PROBLEM DESCRIPTION |
From the listing below, pull out the lines that hold "оборочной".

Records from a dataset |
[START]

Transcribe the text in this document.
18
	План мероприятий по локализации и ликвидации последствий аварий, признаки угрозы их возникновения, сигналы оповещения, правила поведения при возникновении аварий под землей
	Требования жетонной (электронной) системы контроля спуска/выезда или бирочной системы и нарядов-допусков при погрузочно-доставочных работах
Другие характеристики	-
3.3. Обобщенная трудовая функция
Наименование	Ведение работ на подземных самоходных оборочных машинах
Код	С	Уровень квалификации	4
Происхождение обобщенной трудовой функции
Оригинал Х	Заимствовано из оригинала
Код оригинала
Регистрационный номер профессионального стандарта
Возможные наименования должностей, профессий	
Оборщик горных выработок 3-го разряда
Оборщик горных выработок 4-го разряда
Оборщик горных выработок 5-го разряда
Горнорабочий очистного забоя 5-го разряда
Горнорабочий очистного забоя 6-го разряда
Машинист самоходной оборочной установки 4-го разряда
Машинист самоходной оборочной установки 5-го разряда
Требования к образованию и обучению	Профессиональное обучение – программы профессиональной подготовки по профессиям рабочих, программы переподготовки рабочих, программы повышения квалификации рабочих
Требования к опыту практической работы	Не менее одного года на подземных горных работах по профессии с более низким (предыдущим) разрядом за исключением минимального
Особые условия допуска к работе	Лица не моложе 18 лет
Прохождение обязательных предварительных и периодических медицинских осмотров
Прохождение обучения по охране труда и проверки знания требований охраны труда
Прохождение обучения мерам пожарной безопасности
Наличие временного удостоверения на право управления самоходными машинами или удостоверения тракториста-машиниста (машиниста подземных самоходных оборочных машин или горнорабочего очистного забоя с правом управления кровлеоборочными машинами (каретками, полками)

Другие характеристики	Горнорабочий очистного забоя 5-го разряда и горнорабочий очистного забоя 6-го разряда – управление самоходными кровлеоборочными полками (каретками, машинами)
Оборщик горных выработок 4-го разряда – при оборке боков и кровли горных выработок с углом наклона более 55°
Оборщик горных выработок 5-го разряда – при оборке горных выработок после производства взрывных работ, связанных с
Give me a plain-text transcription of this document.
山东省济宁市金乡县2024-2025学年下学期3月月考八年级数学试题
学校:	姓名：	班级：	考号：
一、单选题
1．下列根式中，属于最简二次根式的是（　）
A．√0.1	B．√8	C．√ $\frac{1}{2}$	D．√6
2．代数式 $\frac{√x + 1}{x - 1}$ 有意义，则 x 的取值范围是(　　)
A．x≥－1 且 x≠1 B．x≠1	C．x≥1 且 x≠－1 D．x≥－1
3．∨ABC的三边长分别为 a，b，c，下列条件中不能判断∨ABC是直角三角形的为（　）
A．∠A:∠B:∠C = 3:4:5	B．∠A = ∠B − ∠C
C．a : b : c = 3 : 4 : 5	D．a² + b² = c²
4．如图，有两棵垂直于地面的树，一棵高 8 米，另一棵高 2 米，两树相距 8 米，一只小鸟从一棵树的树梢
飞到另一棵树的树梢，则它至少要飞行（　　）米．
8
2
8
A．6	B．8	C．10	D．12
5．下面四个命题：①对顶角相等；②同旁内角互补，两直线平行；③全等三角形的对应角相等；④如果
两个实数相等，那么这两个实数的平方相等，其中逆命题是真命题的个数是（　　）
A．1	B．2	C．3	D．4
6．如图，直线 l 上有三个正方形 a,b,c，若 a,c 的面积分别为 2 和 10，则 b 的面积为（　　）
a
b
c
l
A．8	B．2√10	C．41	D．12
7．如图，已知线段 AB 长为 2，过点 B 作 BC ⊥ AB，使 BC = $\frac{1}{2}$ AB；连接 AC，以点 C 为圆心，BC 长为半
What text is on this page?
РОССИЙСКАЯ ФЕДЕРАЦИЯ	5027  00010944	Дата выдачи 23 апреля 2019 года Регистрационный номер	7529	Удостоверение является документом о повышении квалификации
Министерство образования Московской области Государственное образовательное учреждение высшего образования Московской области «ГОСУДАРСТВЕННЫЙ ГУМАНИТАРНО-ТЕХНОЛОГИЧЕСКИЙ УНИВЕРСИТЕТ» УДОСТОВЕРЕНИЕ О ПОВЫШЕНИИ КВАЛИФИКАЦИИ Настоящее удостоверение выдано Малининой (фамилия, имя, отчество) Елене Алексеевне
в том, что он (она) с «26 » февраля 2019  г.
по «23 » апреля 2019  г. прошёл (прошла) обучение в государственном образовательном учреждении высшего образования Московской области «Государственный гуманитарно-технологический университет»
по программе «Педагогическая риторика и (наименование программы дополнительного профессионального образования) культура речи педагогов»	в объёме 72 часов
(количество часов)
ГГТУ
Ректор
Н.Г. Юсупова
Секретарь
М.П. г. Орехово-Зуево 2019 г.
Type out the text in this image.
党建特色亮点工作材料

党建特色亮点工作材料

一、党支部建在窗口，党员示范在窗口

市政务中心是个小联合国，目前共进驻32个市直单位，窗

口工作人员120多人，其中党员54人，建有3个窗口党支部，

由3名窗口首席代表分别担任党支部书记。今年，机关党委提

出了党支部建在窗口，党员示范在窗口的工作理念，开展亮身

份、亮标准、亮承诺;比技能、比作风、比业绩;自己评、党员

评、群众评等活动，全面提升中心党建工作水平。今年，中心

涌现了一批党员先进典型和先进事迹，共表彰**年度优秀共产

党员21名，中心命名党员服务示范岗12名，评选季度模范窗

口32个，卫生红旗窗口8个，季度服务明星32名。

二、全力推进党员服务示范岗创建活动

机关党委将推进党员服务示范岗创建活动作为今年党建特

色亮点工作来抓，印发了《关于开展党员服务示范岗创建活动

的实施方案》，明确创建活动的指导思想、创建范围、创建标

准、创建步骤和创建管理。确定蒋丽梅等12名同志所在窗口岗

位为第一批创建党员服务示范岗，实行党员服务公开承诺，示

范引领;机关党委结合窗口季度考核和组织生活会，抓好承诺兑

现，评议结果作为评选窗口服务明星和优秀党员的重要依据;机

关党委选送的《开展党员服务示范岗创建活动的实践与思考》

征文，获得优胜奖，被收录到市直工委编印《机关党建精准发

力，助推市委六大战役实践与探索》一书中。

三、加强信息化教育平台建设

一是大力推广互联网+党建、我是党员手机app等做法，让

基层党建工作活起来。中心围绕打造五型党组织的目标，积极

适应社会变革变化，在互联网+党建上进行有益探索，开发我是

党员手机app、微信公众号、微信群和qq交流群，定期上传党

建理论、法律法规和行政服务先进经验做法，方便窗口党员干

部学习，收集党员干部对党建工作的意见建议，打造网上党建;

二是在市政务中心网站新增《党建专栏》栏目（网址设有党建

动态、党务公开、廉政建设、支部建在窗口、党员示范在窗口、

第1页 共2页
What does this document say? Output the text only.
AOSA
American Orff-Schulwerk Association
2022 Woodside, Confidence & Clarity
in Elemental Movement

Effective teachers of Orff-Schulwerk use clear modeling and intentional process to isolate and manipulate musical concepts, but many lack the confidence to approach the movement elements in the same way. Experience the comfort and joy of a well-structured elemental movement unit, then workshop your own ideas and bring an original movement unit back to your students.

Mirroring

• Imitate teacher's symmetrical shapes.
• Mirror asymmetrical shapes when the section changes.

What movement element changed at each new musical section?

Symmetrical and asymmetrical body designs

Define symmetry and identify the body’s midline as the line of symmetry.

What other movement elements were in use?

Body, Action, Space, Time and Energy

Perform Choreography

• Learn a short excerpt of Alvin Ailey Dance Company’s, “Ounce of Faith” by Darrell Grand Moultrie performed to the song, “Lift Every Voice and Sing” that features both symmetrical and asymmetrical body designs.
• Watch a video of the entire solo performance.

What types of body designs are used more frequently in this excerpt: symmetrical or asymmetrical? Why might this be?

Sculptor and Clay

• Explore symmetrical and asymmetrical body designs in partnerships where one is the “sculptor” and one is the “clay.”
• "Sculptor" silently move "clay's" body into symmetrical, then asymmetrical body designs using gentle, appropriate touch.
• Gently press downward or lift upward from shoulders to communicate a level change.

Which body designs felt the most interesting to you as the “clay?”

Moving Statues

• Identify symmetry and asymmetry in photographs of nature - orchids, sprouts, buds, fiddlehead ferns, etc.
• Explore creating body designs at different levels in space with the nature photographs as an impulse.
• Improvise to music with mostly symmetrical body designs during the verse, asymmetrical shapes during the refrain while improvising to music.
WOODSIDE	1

[END]

RESPONSE TO THE EXERCISE |
Машинист самоходной оборочной установки 4-го разряда
Машинист самоходной оборочной установки 5-го разряда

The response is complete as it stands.